• Set exercise:
Copy out all of the data below with no alterations.

• Listed entries:
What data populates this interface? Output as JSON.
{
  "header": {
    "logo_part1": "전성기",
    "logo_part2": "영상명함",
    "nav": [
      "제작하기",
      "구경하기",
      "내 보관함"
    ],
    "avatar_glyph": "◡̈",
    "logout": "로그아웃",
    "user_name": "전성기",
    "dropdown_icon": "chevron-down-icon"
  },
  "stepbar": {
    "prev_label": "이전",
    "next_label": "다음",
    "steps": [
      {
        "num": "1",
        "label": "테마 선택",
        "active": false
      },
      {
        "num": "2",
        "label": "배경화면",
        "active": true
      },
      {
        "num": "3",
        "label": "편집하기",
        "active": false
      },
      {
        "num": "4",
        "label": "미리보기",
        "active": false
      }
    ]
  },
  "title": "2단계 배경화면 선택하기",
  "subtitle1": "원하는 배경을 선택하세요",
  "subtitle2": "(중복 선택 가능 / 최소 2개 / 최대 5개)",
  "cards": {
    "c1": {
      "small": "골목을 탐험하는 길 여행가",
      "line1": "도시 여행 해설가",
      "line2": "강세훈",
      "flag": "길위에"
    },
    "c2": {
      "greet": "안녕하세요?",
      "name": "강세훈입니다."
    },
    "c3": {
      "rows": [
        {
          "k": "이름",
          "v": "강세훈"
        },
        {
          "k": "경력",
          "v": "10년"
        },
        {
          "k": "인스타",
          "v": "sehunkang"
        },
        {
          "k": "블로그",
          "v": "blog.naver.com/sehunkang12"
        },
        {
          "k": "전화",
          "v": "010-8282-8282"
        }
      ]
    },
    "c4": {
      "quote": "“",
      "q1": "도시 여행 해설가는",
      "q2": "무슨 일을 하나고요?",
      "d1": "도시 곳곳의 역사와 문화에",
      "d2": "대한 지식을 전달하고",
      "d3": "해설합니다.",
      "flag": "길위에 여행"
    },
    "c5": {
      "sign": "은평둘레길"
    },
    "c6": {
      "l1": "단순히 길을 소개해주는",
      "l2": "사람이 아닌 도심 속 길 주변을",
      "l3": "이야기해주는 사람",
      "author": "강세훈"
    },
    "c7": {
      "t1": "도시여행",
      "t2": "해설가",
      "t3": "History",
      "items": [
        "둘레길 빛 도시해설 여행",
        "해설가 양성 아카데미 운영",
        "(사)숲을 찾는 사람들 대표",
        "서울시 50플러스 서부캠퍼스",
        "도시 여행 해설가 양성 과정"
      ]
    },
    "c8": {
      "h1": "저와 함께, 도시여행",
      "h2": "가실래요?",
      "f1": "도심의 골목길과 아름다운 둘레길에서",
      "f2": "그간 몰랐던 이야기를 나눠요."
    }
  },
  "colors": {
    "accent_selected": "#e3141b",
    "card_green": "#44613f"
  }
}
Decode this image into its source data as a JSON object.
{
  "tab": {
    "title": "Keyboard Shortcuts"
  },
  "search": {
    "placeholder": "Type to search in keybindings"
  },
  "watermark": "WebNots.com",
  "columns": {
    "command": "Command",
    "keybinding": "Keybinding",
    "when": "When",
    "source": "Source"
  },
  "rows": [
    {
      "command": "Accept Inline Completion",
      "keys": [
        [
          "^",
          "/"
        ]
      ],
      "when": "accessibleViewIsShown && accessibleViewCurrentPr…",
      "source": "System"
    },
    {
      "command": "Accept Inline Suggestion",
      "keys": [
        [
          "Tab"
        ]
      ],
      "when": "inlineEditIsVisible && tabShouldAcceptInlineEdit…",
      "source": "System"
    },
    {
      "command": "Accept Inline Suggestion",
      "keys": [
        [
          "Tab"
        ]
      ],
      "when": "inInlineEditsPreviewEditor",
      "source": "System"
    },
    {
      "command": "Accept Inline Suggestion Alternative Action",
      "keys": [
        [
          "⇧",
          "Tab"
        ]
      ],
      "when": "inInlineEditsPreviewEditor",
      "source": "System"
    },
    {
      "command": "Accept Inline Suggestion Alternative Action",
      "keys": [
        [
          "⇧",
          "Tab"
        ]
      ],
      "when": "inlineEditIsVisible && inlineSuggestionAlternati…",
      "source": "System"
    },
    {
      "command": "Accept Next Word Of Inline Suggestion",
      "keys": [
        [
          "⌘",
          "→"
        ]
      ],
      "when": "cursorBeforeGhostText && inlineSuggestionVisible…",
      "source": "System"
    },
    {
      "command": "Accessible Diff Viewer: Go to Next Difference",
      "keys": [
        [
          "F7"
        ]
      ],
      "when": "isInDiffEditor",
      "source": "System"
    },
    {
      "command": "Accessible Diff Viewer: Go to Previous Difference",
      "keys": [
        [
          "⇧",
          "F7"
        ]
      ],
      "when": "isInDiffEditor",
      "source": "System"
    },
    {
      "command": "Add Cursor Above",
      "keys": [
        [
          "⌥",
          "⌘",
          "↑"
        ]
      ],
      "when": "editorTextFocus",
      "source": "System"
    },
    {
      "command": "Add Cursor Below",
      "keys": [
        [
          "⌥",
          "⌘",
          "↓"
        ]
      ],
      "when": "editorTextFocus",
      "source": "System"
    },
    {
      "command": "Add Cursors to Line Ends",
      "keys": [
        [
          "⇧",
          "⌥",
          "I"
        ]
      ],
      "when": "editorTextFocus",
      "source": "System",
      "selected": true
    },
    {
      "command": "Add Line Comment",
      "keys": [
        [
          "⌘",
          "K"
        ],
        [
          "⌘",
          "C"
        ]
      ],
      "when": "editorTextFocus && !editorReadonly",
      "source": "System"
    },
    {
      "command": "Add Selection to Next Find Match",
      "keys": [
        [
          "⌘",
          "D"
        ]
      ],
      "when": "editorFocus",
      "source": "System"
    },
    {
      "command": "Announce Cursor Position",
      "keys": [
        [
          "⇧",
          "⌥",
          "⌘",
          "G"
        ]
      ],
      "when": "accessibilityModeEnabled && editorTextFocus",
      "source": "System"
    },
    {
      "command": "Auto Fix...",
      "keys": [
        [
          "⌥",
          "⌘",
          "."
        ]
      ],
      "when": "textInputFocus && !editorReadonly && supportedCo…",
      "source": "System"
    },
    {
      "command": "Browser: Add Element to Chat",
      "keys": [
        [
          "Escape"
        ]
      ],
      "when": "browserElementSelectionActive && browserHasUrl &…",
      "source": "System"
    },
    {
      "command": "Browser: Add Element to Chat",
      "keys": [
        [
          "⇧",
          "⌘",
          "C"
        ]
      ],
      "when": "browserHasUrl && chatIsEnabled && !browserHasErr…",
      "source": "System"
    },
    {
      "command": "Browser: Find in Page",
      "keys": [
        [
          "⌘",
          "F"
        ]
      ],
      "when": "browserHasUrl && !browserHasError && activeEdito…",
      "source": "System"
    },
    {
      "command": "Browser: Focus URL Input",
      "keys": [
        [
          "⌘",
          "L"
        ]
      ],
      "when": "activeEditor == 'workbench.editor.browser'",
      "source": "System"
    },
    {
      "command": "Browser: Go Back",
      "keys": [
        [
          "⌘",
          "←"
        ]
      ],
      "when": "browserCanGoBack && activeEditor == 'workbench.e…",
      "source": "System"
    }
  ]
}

• Solution for this problem:
What data populates this interface? Output as JSON.
{
  "header": {
    "logo_part1": "전성기",
    "logo_part2": "영상명함",
    "nav": [
      "제작하기",
      "구경하기",
      "내 보관함"
    ],
    "avatar_glyph": "◡̈",
    "logout": "로그아웃",
    "user_name": "전성기",
    "dropdown_icon": "chevron-down-icon"
  },
  "stepbar": {
    "prev_label": "이전",
    "next_label": "다음",
    "steps": [
      {
        "num": "1",
        "label": "테마 선택",
        "active": false
      },
      {
        "num": "2",
        "label": "배경화면",
        "active": true
      },
      {
        "num": "3",
        "label": "편집하기",
        "active": false
      },
      {
        "num": "4",
        "label": "미리보기",
        "active": false
      }
    ]
  },
  "title": "2단계 배경화면 선택하기",
  "subtitle1": "원하는 배경을 선택하세요",
  "subtitle2": "(중복 선택 가능 / 최소 2개 / 최대 5개)",
  "cards": {
    "c1": {
      "small": "골목을 탐험하는 길 여행가",
      "line1": "도시 여행 해설가",
      "line2": "강세훈",
      "flag": "길위에"
    },
    "c2": {
      "greet": "안녕하세요?",
      "name": "강세훈입니다."
    },
    "c3": {
      "rows": [
        {
          "k": "이름",
          "v": "강세훈"
        },
        {
          "k": "경력",
          "v": "10년"
        },
        {
          "k": "인스타",
          "v": "sehunkang"
        },
        {
          "k": "블로그",
          "v": "blog.naver.com/sehunkang12"
        },
        {
          "k": "전화",
          "v": "010-8282-8282"
        }
      ]
    },
    "c4": {
      "quote": "“",
      "q1": "도시 여행 해설가는",
      "q2": "무슨 일을 하나고요?",
      "d1": "도시 곳곳의 역사와 문화에",
      "d2": "대한 지식을 전달하고",
      "d3": "해설합니다.",
      "flag": "길위에 여행"
    },
    "c5": {
      "sign": "은평둘레길"
    },
    "c6": {
      "l1": "단순히 길을 소개해주는",
      "l2": "사람이 아닌 도심 속 길 주변을",
      "l3": "이야기해주는 사람",
      "author": "강세훈"
    },
    "c7": {
      "t1": "도시여행",
      "t2": "해설가",
      "t3": "History",
      "items": [
        "둘레길 빛 도시해설 여행",
        "해설가 양성 아카데미 운영",
        "(사)숲을 찾는 사람들 대표",
        "서울시 50플러스 서부캠퍼스",
        "도시 여행 해설가 양성 과정"
      ]
    },
    "c8": {
      "h1": "저와 함께, 도시여행",
      "h2": "가실래요?",
      "f1": "도심의 골목길과 아름다운 둘레길에서",
      "f2": "그간 몰랐던 이야기를 나눠요."
    }
  },
  "colors": {
    "accent_selected": "#e3141b",
    "card_green": "#44613f"
  }
}
Decode this image into its source data as a JSON object.
{
  "tab": {
    "title": "Keyboard Shortcuts"
  },
  "search": {
    "placeholder": "Type to search in keybindings"
  },
  "watermark": "WebNots.com",
  "columns": {
    "command": "Command",
    "keybinding": "Keybinding",
    "when": "When",
    "source": "Source"
  },
  "rows": [
    {
      "command": "Accept Inline Completion",
      "keys": [
        [
          "^",
          "/"
        ]
      ],
      "when": "accessibleViewIsShown && accessibleViewCurrentPr…",
      "source": "System"
    },
    {
      "command": "Accept Inline Suggestion",
      "keys": [
        [
          "Tab"
        ]
      ],
      "when": "inlineEditIsVisible && tabShouldAcceptInlineEdit…",
      "source": "System"
    },
    {
      "command": "Accept Inline Suggestion",
      "keys": [
        [
          "Tab"
        ]
      ],
      "when": "inInlineEditsPreviewEditor",
      "source": "System"
    },
    {
      "command": "Accept Inline Suggestion Alternative Action",
      "keys": [
        [
          "⇧",
          "Tab"
        ]
      ],
      "when": "inInlineEditsPreviewEditor",
      "source": "System"
    },
    {
      "command": "Accept Inline Suggestion Alternative Action",
      "keys": [
        [
          "⇧",
          "Tab"
        ]
      ],
      "when": "inlineEditIsVisible && inlineSuggestionAlternati…",
      "source": "System"
    },
    {
      "command": "Accept Next Word Of Inline Suggestion",
      "keys": [
        [
          "⌘",
          "→"
        ]
      ],
      "when": "cursorBeforeGhostText && inlineSuggestionVisible…",
      "source": "System"
    },
    {
      "command": "Accessible Diff Viewer: Go to Next Difference",
      "keys": [
        [
          "F7"
        ]
      ],
      "when": "isInDiffEditor",
      "source": "System"
    },
    {
      "command": "Accessible Diff Viewer: Go to Previous Difference",
      "keys": [
        [
          "⇧",
          "F7"
        ]
      ],
      "when": "isInDiffEditor",
      "source": "System"
    },
    {
      "command": "Add Cursor Above",
      "keys": [
        [
          "⌥",
          "⌘",
          "↑"
        ]
      ],
      "when": "editorTextFocus",
      "source": "System"
    },
    {
      "command": "Add Cursor Below",
      "keys": [
        [
          "⌥",
          "⌘",
          "↓"
        ]
      ],
      "when": "editorTextFocus",
      "source": "System"
    },
    {
      "command": "Add Cursors to Line Ends",
      "keys": [
        [
          "⇧",
          "⌥",
          "I"
        ]
      ],
      "when": "editorTextFocus",
      "source": "System",
      "selected": true
    },
    {
      "command": "Add Line Comment",
      "keys": [
        [
          "⌘",
          "K"
        ],
        [
          "⌘",
          "C"
        ]
      ],
      "when": "editorTextFocus && !editorReadonly",
      "source": "System"
    },
    {
      "command": "Add Selection to Next Find Match",
      "keys": [
        [
          "⌘",
          "D"
        ]
      ],
      "when": "editorFocus",
      "source": "System"
    },
    {
      "command": "Announce Cursor Position",
      "keys": [
        [
          "⇧",
          "⌥",
          "⌘",
          "G"
        ]
      ],
      "when": "accessibilityModeEnabled && editorTextFocus",
      "source": "System"
    },
    {
      "command": "Auto Fix...",
      "keys": [
        [
          "⌥",
          "⌘",
          "."
        ]
      ],
      "when": "textInputFocus && !editorReadonly && supportedCo…",
      "source": "System"
    },
    {
      "command": "Browser: Add Element to Chat",
      "keys": [
        [
          "Escape"
        ]
      ],
      "when": "browserElementSelectionActive && browserHasUrl &…",
      "source": "System"
    },
    {
      "command": "Browser: Add Element to Chat",
      "keys": [
        [
          "⇧",
          "⌘",
          "C"
        ]
      ],
      "when": "browserHasUrl && chatIsEnabled && !browserHasErr…",
      "source": "System"
    },
    {
      "command": "Browser: Find in Page",
      "keys": [
        [
          "⌘",
          "F"
        ]
      ],
      "when": "browserHasUrl && !browserHasError && activeEdito…",
      "source": "System"
    },
    {
      "command": "Browser: Focus URL Input",
      "keys": [
        [
          "⌘",
          "L"
        ]
      ],
      "when": "activeEditor == 'workbench.editor.browser'",
      "source": "System"
    },
    {
      "command": "Browser: Go Back",
      "keys": [
        [
          "⌘",
          "←"
        ]
      ],
      "when": "browserCanGoBack && activeEditor == 'workbench.e…",
      "source": "System"
    }
  ]
}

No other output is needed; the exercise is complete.